= Problem to solve =
Omit the pictures from the entries below and retype everything else exactly.

::::

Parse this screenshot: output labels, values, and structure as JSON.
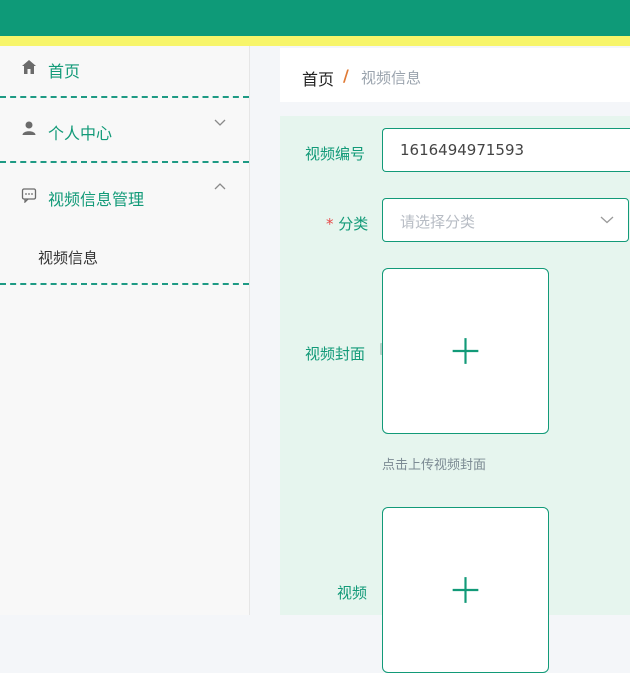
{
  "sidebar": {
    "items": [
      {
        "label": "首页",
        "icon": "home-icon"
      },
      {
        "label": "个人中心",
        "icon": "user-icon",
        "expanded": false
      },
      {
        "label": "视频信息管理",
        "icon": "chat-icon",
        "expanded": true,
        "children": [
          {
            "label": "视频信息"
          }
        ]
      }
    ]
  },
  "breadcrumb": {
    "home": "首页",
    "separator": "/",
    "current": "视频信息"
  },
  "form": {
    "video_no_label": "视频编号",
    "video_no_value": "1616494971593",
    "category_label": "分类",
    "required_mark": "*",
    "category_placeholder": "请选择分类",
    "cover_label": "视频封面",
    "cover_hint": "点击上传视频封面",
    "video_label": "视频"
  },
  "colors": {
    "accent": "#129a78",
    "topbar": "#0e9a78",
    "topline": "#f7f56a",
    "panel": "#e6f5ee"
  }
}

::::

= Solution to this exercise =
Parse this screenshot: output labels, values, and structure as JSON.
{
  "sidebar": {
    "items": [
      {
        "label": "首页",
        "icon": "home-icon"
      },
      {
        "label": "个人中心",
        "icon": "user-icon",
        "expanded": false
      },
      {
        "label": "视频信息管理",
        "icon": "chat-icon",
        "expanded": true,
        "children": [
          {
            "label": "视频信息"
          }
        ]
      }
    ]
  },
  "breadcrumb": {
    "home": "首页",
    "separator": "/",
    "current": "视频信息"
  },
  "form": {
    "video_no_label": "视频编号",
    "video_no_value": "1616494971593",
    "category_label": "分类",
    "required_mark": "*",
    "category_placeholder": "请选择分类",
    "cover_label": "视频封面",
    "cover_hint": "点击上传视频封面",
    "video_label": "视频"
  },
  "colors": {
    "accent": "#129a78",
    "topbar": "#0e9a78",
    "topline": "#f7f56a",
    "panel": "#e6f5ee"
  }
}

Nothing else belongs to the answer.